** start of RECORD EXTRACTS **

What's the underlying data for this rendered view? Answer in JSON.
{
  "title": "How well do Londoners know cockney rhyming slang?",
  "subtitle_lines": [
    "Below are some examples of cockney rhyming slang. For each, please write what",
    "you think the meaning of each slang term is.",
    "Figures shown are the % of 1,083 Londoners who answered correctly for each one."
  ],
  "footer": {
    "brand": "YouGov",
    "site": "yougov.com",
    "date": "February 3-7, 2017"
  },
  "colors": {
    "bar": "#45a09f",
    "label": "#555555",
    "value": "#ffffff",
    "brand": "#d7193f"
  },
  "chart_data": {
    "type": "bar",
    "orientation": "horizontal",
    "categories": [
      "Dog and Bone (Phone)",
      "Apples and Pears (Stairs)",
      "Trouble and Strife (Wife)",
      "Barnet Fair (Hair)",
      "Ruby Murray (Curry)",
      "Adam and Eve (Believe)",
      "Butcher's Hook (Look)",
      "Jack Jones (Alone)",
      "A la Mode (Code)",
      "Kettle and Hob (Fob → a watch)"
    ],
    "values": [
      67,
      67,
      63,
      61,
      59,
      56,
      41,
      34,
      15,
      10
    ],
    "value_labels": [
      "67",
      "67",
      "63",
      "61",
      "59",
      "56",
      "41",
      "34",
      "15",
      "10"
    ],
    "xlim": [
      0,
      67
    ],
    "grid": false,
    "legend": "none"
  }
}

** end of RECORD EXTRACTS **

- YOUR OBJECTIVE
Read the entries and show each line that mentions "rhyming".

- FINISHED EXERCISE
  "title": "How well do Londoners know cockney rhyming slang?",
    "Below are some examples of cockney rhyming slang. For each, please write what",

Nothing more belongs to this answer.